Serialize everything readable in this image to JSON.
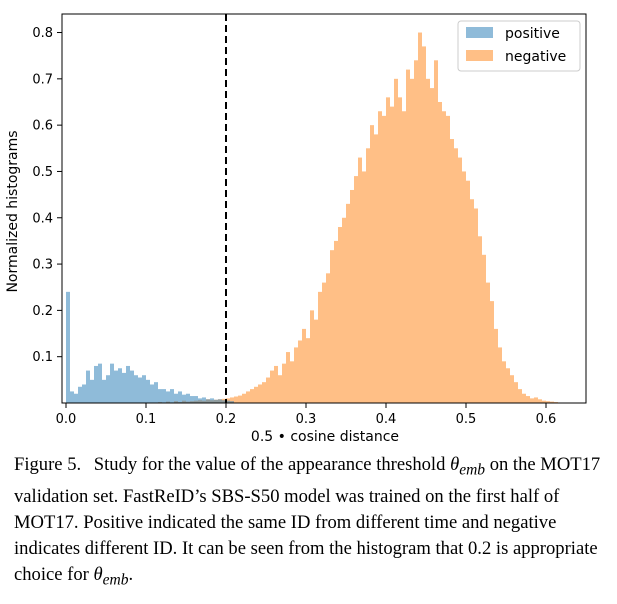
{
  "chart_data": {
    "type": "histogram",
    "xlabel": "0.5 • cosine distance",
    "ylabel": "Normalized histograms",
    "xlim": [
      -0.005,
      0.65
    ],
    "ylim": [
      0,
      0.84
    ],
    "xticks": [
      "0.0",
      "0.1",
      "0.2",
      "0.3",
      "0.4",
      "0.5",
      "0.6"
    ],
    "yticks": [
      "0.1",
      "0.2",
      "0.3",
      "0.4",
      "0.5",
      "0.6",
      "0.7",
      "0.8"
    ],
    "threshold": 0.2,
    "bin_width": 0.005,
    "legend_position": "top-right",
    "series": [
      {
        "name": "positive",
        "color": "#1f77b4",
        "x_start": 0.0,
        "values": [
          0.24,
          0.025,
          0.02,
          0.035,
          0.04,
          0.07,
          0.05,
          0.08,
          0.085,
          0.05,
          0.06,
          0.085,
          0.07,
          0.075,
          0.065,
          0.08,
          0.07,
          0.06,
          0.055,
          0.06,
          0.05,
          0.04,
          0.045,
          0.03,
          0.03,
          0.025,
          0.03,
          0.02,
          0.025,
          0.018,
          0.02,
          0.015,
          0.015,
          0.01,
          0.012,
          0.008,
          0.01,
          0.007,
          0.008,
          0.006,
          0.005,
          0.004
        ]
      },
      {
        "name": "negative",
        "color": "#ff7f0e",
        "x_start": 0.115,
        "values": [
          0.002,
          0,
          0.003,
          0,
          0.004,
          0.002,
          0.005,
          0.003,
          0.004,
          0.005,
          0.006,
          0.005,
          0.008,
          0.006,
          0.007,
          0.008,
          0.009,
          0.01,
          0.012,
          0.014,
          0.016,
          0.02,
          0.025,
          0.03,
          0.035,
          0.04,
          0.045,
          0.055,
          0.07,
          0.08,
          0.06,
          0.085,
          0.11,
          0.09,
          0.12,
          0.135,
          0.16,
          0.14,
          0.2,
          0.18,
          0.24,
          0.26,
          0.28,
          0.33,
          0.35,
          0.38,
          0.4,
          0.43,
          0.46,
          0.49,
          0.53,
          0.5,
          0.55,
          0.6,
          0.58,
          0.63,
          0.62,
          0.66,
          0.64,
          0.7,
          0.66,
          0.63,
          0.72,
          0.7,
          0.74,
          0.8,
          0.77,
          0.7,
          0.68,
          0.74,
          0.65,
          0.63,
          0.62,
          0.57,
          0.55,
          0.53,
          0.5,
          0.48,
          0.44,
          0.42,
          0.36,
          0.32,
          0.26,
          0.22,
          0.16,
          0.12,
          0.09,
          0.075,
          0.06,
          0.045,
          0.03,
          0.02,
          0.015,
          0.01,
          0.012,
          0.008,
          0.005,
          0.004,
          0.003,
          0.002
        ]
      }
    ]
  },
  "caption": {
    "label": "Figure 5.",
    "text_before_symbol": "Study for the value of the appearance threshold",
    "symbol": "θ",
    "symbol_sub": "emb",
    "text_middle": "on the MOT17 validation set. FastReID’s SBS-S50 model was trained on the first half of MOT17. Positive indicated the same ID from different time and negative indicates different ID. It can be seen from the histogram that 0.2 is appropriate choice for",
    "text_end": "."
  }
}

========

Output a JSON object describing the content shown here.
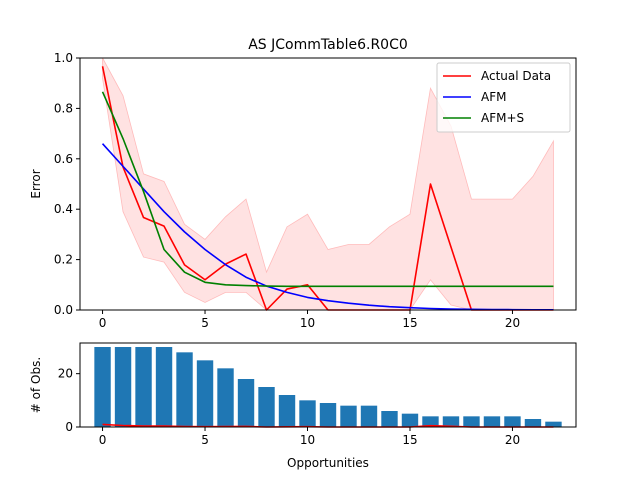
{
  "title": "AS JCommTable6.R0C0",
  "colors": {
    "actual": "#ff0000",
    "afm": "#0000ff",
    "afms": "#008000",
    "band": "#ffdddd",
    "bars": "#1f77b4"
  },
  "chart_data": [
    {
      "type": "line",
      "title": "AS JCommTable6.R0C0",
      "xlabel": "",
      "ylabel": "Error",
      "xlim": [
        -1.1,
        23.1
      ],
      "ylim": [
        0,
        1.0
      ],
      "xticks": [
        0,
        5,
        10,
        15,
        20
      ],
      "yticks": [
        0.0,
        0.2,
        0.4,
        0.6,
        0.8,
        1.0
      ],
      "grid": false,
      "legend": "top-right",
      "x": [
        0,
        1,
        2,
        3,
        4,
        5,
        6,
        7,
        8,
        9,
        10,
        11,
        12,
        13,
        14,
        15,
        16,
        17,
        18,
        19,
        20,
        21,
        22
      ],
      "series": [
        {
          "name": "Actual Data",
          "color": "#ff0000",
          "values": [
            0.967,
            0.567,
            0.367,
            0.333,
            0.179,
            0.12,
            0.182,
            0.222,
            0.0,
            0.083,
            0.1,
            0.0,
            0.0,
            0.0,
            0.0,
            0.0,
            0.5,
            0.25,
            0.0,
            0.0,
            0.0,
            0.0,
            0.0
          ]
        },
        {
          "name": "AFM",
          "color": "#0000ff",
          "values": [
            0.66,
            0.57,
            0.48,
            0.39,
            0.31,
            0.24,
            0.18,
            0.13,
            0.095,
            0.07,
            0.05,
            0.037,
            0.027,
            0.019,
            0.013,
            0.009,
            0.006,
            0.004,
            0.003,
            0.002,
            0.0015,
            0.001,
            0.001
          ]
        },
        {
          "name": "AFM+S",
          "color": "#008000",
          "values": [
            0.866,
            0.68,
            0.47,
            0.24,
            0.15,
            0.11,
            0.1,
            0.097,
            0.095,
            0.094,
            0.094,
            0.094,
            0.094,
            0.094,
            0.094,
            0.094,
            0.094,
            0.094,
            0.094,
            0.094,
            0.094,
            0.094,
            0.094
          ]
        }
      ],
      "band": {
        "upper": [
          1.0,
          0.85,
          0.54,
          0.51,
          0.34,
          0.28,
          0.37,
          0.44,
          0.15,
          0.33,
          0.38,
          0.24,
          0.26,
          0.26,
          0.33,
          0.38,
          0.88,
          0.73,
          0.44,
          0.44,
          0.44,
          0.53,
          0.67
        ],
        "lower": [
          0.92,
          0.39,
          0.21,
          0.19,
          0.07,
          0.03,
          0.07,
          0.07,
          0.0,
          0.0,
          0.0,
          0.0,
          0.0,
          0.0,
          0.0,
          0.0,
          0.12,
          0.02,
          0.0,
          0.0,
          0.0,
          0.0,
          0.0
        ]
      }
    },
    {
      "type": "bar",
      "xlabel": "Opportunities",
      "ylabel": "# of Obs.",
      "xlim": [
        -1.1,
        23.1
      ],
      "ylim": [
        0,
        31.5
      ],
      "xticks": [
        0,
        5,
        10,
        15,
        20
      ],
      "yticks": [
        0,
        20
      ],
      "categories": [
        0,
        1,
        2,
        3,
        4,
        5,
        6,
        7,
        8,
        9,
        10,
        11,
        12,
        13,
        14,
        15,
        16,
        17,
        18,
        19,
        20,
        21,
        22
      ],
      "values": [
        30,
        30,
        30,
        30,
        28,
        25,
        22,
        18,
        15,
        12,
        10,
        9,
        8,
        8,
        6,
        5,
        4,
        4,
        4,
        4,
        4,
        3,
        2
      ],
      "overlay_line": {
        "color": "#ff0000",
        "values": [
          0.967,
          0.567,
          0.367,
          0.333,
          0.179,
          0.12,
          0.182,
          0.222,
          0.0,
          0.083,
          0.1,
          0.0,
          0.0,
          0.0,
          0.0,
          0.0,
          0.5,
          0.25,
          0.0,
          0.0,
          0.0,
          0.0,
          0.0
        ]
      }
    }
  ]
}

========

# [Aim]
Answer with a single number: the count of lines holding the word "negative".

# [Expected answer]
2